(YOUR GOAL):
Output all entries verbatim. Skip pictures.
## start DATASET ENTRIES
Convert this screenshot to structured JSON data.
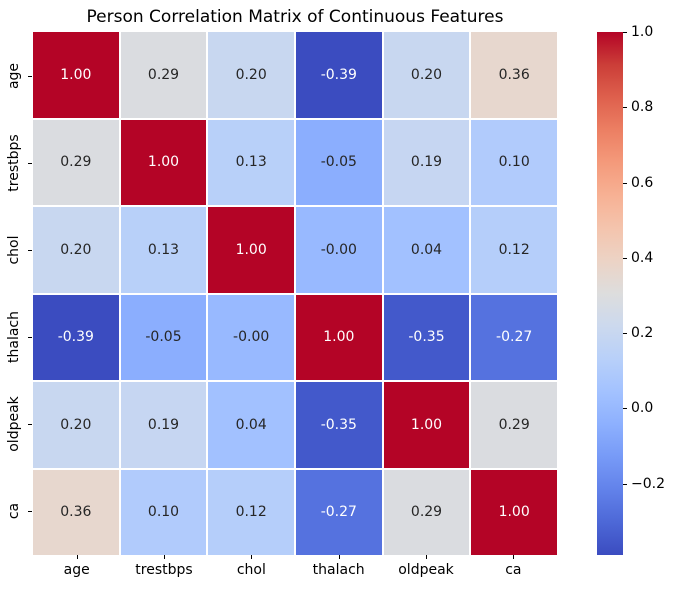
{
  "title": "Person Correlation Matrix of Continuous Features",
  "chart_data": {
    "type": "heatmap",
    "title": "Person Correlation Matrix of Continuous Features",
    "x_labels": [
      "age",
      "trestbps",
      "chol",
      "thalach",
      "oldpeak",
      "ca"
    ],
    "y_labels": [
      "age",
      "trestbps",
      "chol",
      "thalach",
      "oldpeak",
      "ca"
    ],
    "values": [
      [
        1.0,
        0.29,
        0.2,
        -0.39,
        0.2,
        0.36
      ],
      [
        0.29,
        1.0,
        0.13,
        -0.05,
        0.19,
        0.1
      ],
      [
        0.2,
        0.13,
        1.0,
        -0.0,
        0.04,
        0.12
      ],
      [
        -0.39,
        -0.05,
        -0.0,
        1.0,
        -0.35,
        -0.27
      ],
      [
        0.2,
        0.19,
        0.04,
        -0.35,
        1.0,
        0.29
      ],
      [
        0.36,
        0.1,
        0.12,
        -0.27,
        0.29,
        1.0
      ]
    ],
    "value_labels": [
      [
        "1.00",
        "0.29",
        "0.20",
        "-0.39",
        "0.20",
        "0.36"
      ],
      [
        "0.29",
        "1.00",
        "0.13",
        "-0.05",
        "0.19",
        "0.10"
      ],
      [
        "0.20",
        "0.13",
        "1.00",
        "-0.00",
        "0.04",
        "0.12"
      ],
      [
        "-0.39",
        "-0.05",
        "-0.00",
        "1.00",
        "-0.35",
        "-0.27"
      ],
      [
        "0.20",
        "0.19",
        "0.04",
        "-0.35",
        "1.00",
        "0.29"
      ],
      [
        "0.36",
        "0.10",
        "0.12",
        "-0.27",
        "0.29",
        "1.00"
      ]
    ],
    "cell_colors": [
      [
        "#B40426",
        "#DADCE0",
        "#C8D7F0",
        "#3B4CC0",
        "#C8D7F0",
        "#E7D7CE"
      ],
      [
        "#DADCE0",
        "#B40426",
        "#B8D0F9",
        "#8BAEFE",
        "#C6D6F2",
        "#B1CBFC"
      ],
      [
        "#C8D7F0",
        "#B8D0F9",
        "#B40426",
        "#98B9FF",
        "#A2C1FF",
        "#B5CEFA"
      ],
      [
        "#3B4CC0",
        "#8BAEFE",
        "#98B9FF",
        "#B40426",
        "#4359CB",
        "#5572DF"
      ],
      [
        "#C8D7F0",
        "#C6D6F2",
        "#A2C1FF",
        "#4359CB",
        "#B40426",
        "#DADCE0"
      ],
      [
        "#E7D7CE",
        "#B1CBFC",
        "#B5CEFA",
        "#5572DF",
        "#DADCE0",
        "#B40426"
      ]
    ],
    "text_colors": [
      [
        "#ffffff",
        "#262626",
        "#262626",
        "#ffffff",
        "#262626",
        "#262626"
      ],
      [
        "#262626",
        "#ffffff",
        "#262626",
        "#262626",
        "#262626",
        "#262626"
      ],
      [
        "#262626",
        "#262626",
        "#ffffff",
        "#262626",
        "#262626",
        "#262626"
      ],
      [
        "#ffffff",
        "#262626",
        "#262626",
        "#ffffff",
        "#ffffff",
        "#ffffff"
      ],
      [
        "#262626",
        "#262626",
        "#262626",
        "#ffffff",
        "#ffffff",
        "#262626"
      ],
      [
        "#262626",
        "#262626",
        "#262626",
        "#ffffff",
        "#262626",
        "#ffffff"
      ]
    ],
    "colormap": "coolwarm",
    "vmin": -0.39,
    "vmax": 1.0,
    "grid_line_color": "#ffffff",
    "legend_position": "right-colorbar",
    "colorbar": {
      "tick_labels": [
        "1.0",
        "0.8",
        "0.6",
        "0.4",
        "0.2",
        "0.0",
        "−0.2"
      ],
      "tick_values": [
        1.0,
        0.8,
        0.6,
        0.4,
        0.2,
        0.0,
        -0.2
      ],
      "gradient_stops": [
        {
          "pos": 0.0,
          "color": "#3B4CC0"
        },
        {
          "pos": 0.0625,
          "color": "#4D68D7"
        },
        {
          "pos": 0.125,
          "color": "#6282EA"
        },
        {
          "pos": 0.1875,
          "color": "#779AF7"
        },
        {
          "pos": 0.25,
          "color": "#8DB0FE"
        },
        {
          "pos": 0.3125,
          "color": "#A3C2FF"
        },
        {
          "pos": 0.375,
          "color": "#B8D0F9"
        },
        {
          "pos": 0.4375,
          "color": "#CCD9EE"
        },
        {
          "pos": 0.5,
          "color": "#DDDDDD"
        },
        {
          "pos": 0.5625,
          "color": "#ECD3C5"
        },
        {
          "pos": 0.625,
          "color": "#F4C4AD"
        },
        {
          "pos": 0.6875,
          "color": "#F7B194"
        },
        {
          "pos": 0.75,
          "color": "#F49A7B"
        },
        {
          "pos": 0.8125,
          "color": "#EC7F63"
        },
        {
          "pos": 0.875,
          "color": "#DE604D"
        },
        {
          "pos": 0.9375,
          "color": "#CB3E38"
        },
        {
          "pos": 1.0,
          "color": "#B40426"
        }
      ]
    }
  }
}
## end DATASET ENTRIES
(REPLY TO THE EXERCISE):
Convert this screenshot to structured JSON data.
{
  "title": "Person Correlation Matrix of Continuous Features",
  "chart_data": {
    "type": "heatmap",
    "title": "Person Correlation Matrix of Continuous Features",
    "x_labels": [
      "age",
      "trestbps",
      "chol",
      "thalach",
      "oldpeak",
      "ca"
    ],
    "y_labels": [
      "age",
      "trestbps",
      "chol",
      "thalach",
      "oldpeak",
      "ca"
    ],
    "values": [
      [
        1.0,
        0.29,
        0.2,
        -0.39,
        0.2,
        0.36
      ],
      [
        0.29,
        1.0,
        0.13,
        -0.05,
        0.19,
        0.1
      ],
      [
        0.2,
        0.13,
        1.0,
        -0.0,
        0.04,
        0.12
      ],
      [
        -0.39,
        -0.05,
        -0.0,
        1.0,
        -0.35,
        -0.27
      ],
      [
        0.2,
        0.19,
        0.04,
        -0.35,
        1.0,
        0.29
      ],
      [
        0.36,
        0.1,
        0.12,
        -0.27,
        0.29,
        1.0
      ]
    ],
    "value_labels": [
      [
        "1.00",
        "0.29",
        "0.20",
        "-0.39",
        "0.20",
        "0.36"
      ],
      [
        "0.29",
        "1.00",
        "0.13",
        "-0.05",
        "0.19",
        "0.10"
      ],
      [
        "0.20",
        "0.13",
        "1.00",
        "-0.00",
        "0.04",
        "0.12"
      ],
      [
        "-0.39",
        "-0.05",
        "-0.00",
        "1.00",
        "-0.35",
        "-0.27"
      ],
      [
        "0.20",
        "0.19",
        "0.04",
        "-0.35",
        "1.00",
        "0.29"
      ],
      [
        "0.36",
        "0.10",
        "0.12",
        "-0.27",
        "0.29",
        "1.00"
      ]
    ],
    "cell_colors": [
      [
        "#B40426",
        "#DADCE0",
        "#C8D7F0",
        "#3B4CC0",
        "#C8D7F0",
        "#E7D7CE"
      ],
      [
        "#DADCE0",
        "#B40426",
        "#B8D0F9",
        "#8BAEFE",
        "#C6D6F2",
        "#B1CBFC"
      ],
      [
        "#C8D7F0",
        "#B8D0F9",
        "#B40426",
        "#98B9FF",
        "#A2C1FF",
        "#B5CEFA"
      ],
      [
        "#3B4CC0",
        "#8BAEFE",
        "#98B9FF",
        "#B40426",
        "#4359CB",
        "#5572DF"
      ],
      [
        "#C8D7F0",
        "#C6D6F2",
        "#A2C1FF",
        "#4359CB",
        "#B40426",
        "#DADCE0"
      ],
      [
        "#E7D7CE",
        "#B1CBFC",
        "#B5CEFA",
        "#5572DF",
        "#DADCE0",
        "#B40426"
      ]
    ],
    "text_colors": [
      [
        "#ffffff",
        "#262626",
        "#262626",
        "#ffffff",
        "#262626",
        "#262626"
      ],
      [
        "#262626",
        "#ffffff",
        "#262626",
        "#262626",
        "#262626",
        "#262626"
      ],
      [
        "#262626",
        "#262626",
        "#ffffff",
        "#262626",
        "#262626",
        "#262626"
      ],
      [
        "#ffffff",
        "#262626",
        "#262626",
        "#ffffff",
        "#ffffff",
        "#ffffff"
      ],
      [
        "#262626",
        "#262626",
        "#262626",
        "#ffffff",
        "#ffffff",
        "#262626"
      ],
      [
        "#262626",
        "#262626",
        "#262626",
        "#ffffff",
        "#262626",
        "#ffffff"
      ]
    ],
    "colormap": "coolwarm",
    "vmin": -0.39,
    "vmax": 1.0,
    "grid_line_color": "#ffffff",
    "legend_position": "right-colorbar",
    "colorbar": {
      "tick_labels": [
        "1.0",
        "0.8",
        "0.6",
        "0.4",
        "0.2",
        "0.0",
        "−0.2"
      ],
      "tick_values": [
        1.0,
        0.8,
        0.6,
        0.4,
        0.2,
        0.0,
        -0.2
      ],
      "gradient_stops": [
        {
          "pos": 0.0,
          "color": "#3B4CC0"
        },
        {
          "pos": 0.0625,
          "color": "#4D68D7"
        },
        {
          "pos": 0.125,
          "color": "#6282EA"
        },
        {
          "pos": 0.1875,
          "color": "#779AF7"
        },
        {
          "pos": 0.25,
          "color": "#8DB0FE"
        },
        {
          "pos": 0.3125,
          "color": "#A3C2FF"
        },
        {
          "pos": 0.375,
          "color": "#B8D0F9"
        },
        {
          "pos": 0.4375,
          "color": "#CCD9EE"
        },
        {
          "pos": 0.5,
          "color": "#DDDDDD"
        },
        {
          "pos": 0.5625,
          "color": "#ECD3C5"
        },
        {
          "pos": 0.625,
          "color": "#F4C4AD"
        },
        {
          "pos": 0.6875,
          "color": "#F7B194"
        },
        {
          "pos": 0.75,
          "color": "#F49A7B"
        },
        {
          "pos": 0.8125,
          "color": "#EC7F63"
        },
        {
          "pos": 0.875,
          "color": "#DE604D"
        },
        {
          "pos": 0.9375,
          "color": "#CB3E38"
        },
        {
          "pos": 1.0,
          "color": "#B40426"
        }
      ]
    }
  }
}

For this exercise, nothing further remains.